- _Entries supplied_:
((

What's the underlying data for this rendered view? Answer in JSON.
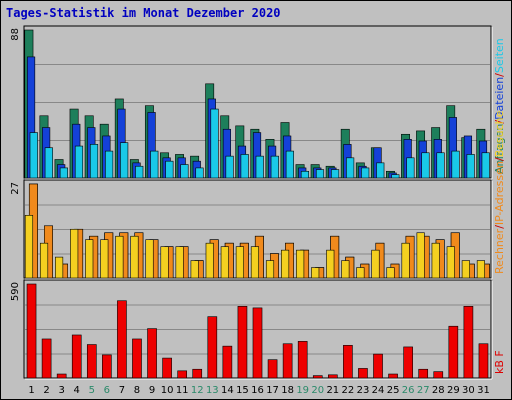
{
  "page": {
    "title": "Tages-Statistik im Monat Dezember 2020"
  },
  "legend": {
    "top": [
      {
        "text": "Anfragen",
        "color": "#1d7f5b"
      },
      {
        "text": "/",
        "color": "#cc0000"
      },
      {
        "text": "Dateien",
        "color": "#1441d8"
      },
      {
        "text": "/",
        "color": "#cc0000"
      },
      {
        "text": "Seiten",
        "color": "#19c9e8"
      }
    ],
    "mid": [
      {
        "text": "Rechner",
        "color": "#f08a1c"
      },
      {
        "text": "/",
        "color": "#cc0000"
      },
      {
        "text": "IP-Adressen",
        "color": "#f08a1c"
      },
      {
        "text": "/",
        "color": "#cc0000"
      },
      {
        "text": "Besuche",
        "color": "#f4d020"
      }
    ],
    "bot": [
      {
        "text": "kB F",
        "color": "#dd0000"
      }
    ]
  },
  "chart_data": {
    "type": "bar",
    "title": "Tages-Statistik im Monat Dezember 2020",
    "categories": [
      "1",
      "2",
      "3",
      "4",
      "5",
      "6",
      "7",
      "8",
      "9",
      "10",
      "11",
      "12",
      "13",
      "14",
      "15",
      "16",
      "17",
      "18",
      "19",
      "20",
      "21",
      "22",
      "23",
      "24",
      "25",
      "26",
      "27",
      "28",
      "29",
      "30",
      "31"
    ],
    "weekend_days": [
      "5",
      "6",
      "12",
      "13",
      "19",
      "20",
      "26",
      "27"
    ],
    "colors": {
      "weekday": "#000000",
      "weekend": "#2b8a6a"
    },
    "panels": [
      {
        "name": "requests",
        "ymax_label": "88",
        "ylim": [
          0,
          88
        ],
        "grid": true,
        "series": [
          {
            "name": "Anfragen",
            "color": "#1d7f5b",
            "values": [
              88,
              37,
              11,
              41,
              37,
              32,
              47,
              11,
              43,
              15,
              14,
              13,
              56,
              37,
              31,
              29,
              23,
              33,
              8,
              8,
              7,
              29,
              9,
              18,
              4,
              26,
              28,
              30,
              43,
              24,
              29
            ]
          },
          {
            "name": "Dateien",
            "color": "#1441d8",
            "values": [
              72,
              30,
              8,
              32,
              30,
              25,
              41,
              9,
              39,
              12,
              12,
              10,
              47,
              29,
              19,
              27,
              19,
              25,
              6,
              6,
              6,
              20,
              7,
              18,
              3,
              23,
              22,
              23,
              36,
              25,
              22
            ]
          },
          {
            "name": "Seiten",
            "color": "#19c9e8",
            "values": [
              27,
              18,
              6,
              19,
              20,
              16,
              21,
              7,
              16,
              10,
              8,
              6,
              41,
              13,
              14,
              13,
              13,
              16,
              4,
              5,
              5,
              12,
              6,
              9,
              2,
              12,
              15,
              15,
              16,
              14,
              15
            ]
          }
        ]
      },
      {
        "name": "visits",
        "ymax_label": "27",
        "ylim": [
          0,
          27
        ],
        "grid": true,
        "series": [
          {
            "name": "Rechner",
            "color": "#f08a1c",
            "values": [
              27,
              15,
              4,
              14,
              12,
              13,
              13,
              13,
              11,
              9,
              9,
              5,
              11,
              10,
              10,
              12,
              7,
              10,
              8,
              3,
              12,
              6,
              4,
              10,
              4,
              12,
              12,
              11,
              13,
              4,
              4
            ]
          },
          {
            "name": "IP-Adressen",
            "color": "#f08a1c",
            "values": [
              27,
              15,
              4,
              14,
              12,
              13,
              13,
              13,
              11,
              9,
              9,
              5,
              11,
              10,
              10,
              12,
              7,
              10,
              8,
              3,
              12,
              6,
              4,
              10,
              4,
              12,
              12,
              11,
              13,
              4,
              4
            ]
          },
          {
            "name": "Besuche",
            "color": "#f4d020",
            "values": [
              18,
              10,
              6,
              14,
              11,
              11,
              12,
              12,
              11,
              9,
              9,
              5,
              10,
              9,
              9,
              9,
              5,
              8,
              8,
              3,
              8,
              5,
              3,
              8,
              3,
              10,
              13,
              10,
              9,
              5,
              5
            ]
          }
        ]
      },
      {
        "name": "kbytes",
        "ymax_label": "590",
        "ylim": [
          0,
          590
        ],
        "grid": true,
        "series": [
          {
            "name": "kB F",
            "color": "#ee0000",
            "values": [
              590,
              245,
              25,
              270,
              210,
              145,
              485,
              245,
              310,
              125,
              45,
              55,
              385,
              200,
              450,
              440,
              115,
              215,
              230,
              15,
              20,
              205,
              60,
              150,
              25,
              195,
              55,
              40,
              325,
              450,
              215
            ]
          }
        ]
      }
    ]
  }
}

))

- _Given request_: Each record above should be copied character for character, with pictures dropped.

- _Expected answer_:
What's the underlying data for this rendered view? Answer in JSON.
{
  "page": {
    "title": "Tages-Statistik im Monat Dezember 2020"
  },
  "legend": {
    "top": [
      {
        "text": "Anfragen",
        "color": "#1d7f5b"
      },
      {
        "text": "/",
        "color": "#cc0000"
      },
      {
        "text": "Dateien",
        "color": "#1441d8"
      },
      {
        "text": "/",
        "color": "#cc0000"
      },
      {
        "text": "Seiten",
        "color": "#19c9e8"
      }
    ],
    "mid": [
      {
        "text": "Rechner",
        "color": "#f08a1c"
      },
      {
        "text": "/",
        "color": "#cc0000"
      },
      {
        "text": "IP-Adressen",
        "color": "#f08a1c"
      },
      {
        "text": "/",
        "color": "#cc0000"
      },
      {
        "text": "Besuche",
        "color": "#f4d020"
      }
    ],
    "bot": [
      {
        "text": "kB F",
        "color": "#dd0000"
      }
    ]
  },
  "chart_data": {
    "type": "bar",
    "title": "Tages-Statistik im Monat Dezember 2020",
    "categories": [
      "1",
      "2",
      "3",
      "4",
      "5",
      "6",
      "7",
      "8",
      "9",
      "10",
      "11",
      "12",
      "13",
      "14",
      "15",
      "16",
      "17",
      "18",
      "19",
      "20",
      "21",
      "22",
      "23",
      "24",
      "25",
      "26",
      "27",
      "28",
      "29",
      "30",
      "31"
    ],
    "weekend_days": [
      "5",
      "6",
      "12",
      "13",
      "19",
      "20",
      "26",
      "27"
    ],
    "colors": {
      "weekday": "#000000",
      "weekend": "#2b8a6a"
    },
    "panels": [
      {
        "name": "requests",
        "ymax_label": "88",
        "ylim": [
          0,
          88
        ],
        "grid": true,
        "series": [
          {
            "name": "Anfragen",
            "color": "#1d7f5b",
            "values": [
              88,
              37,
              11,
              41,
              37,
              32,
              47,
              11,
              43,
              15,
              14,
              13,
              56,
              37,
              31,
              29,
              23,
              33,
              8,
              8,
              7,
              29,
              9,
              18,
              4,
              26,
              28,
              30,
              43,
              24,
              29
            ]
          },
          {
            "name": "Dateien",
            "color": "#1441d8",
            "values": [
              72,
              30,
              8,
              32,
              30,
              25,
              41,
              9,
              39,
              12,
              12,
              10,
              47,
              29,
              19,
              27,
              19,
              25,
              6,
              6,
              6,
              20,
              7,
              18,
              3,
              23,
              22,
              23,
              36,
              25,
              22
            ]
          },
          {
            "name": "Seiten",
            "color": "#19c9e8",
            "values": [
              27,
              18,
              6,
              19,
              20,
              16,
              21,
              7,
              16,
              10,
              8,
              6,
              41,
              13,
              14,
              13,
              13,
              16,
              4,
              5,
              5,
              12,
              6,
              9,
              2,
              12,
              15,
              15,
              16,
              14,
              15
            ]
          }
        ]
      },
      {
        "name": "visits",
        "ymax_label": "27",
        "ylim": [
          0,
          27
        ],
        "grid": true,
        "series": [
          {
            "name": "Rechner",
            "color": "#f08a1c",
            "values": [
              27,
              15,
              4,
              14,
              12,
              13,
              13,
              13,
              11,
              9,
              9,
              5,
              11,
              10,
              10,
              12,
              7,
              10,
              8,
              3,
              12,
              6,
              4,
              10,
              4,
              12,
              12,
              11,
              13,
              4,
              4
            ]
          },
          {
            "name": "IP-Adressen",
            "color": "#f08a1c",
            "values": [
              27,
              15,
              4,
              14,
              12,
              13,
              13,
              13,
              11,
              9,
              9,
              5,
              11,
              10,
              10,
              12,
              7,
              10,
              8,
              3,
              12,
              6,
              4,
              10,
              4,
              12,
              12,
              11,
              13,
              4,
              4
            ]
          },
          {
            "name": "Besuche",
            "color": "#f4d020",
            "values": [
              18,
              10,
              6,
              14,
              11,
              11,
              12,
              12,
              11,
              9,
              9,
              5,
              10,
              9,
              9,
              9,
              5,
              8,
              8,
              3,
              8,
              5,
              3,
              8,
              3,
              10,
              13,
              10,
              9,
              5,
              5
            ]
          }
        ]
      },
      {
        "name": "kbytes",
        "ymax_label": "590",
        "ylim": [
          0,
          590
        ],
        "grid": true,
        "series": [
          {
            "name": "kB F",
            "color": "#ee0000",
            "values": [
              590,
              245,
              25,
              270,
              210,
              145,
              485,
              245,
              310,
              125,
              45,
              55,
              385,
              200,
              450,
              440,
              115,
              215,
              230,
              15,
              20,
              205,
              60,
              150,
              25,
              195,
              55,
              40,
              325,
              450,
              215
            ]
          }
        ]
      }
    ]
  }
}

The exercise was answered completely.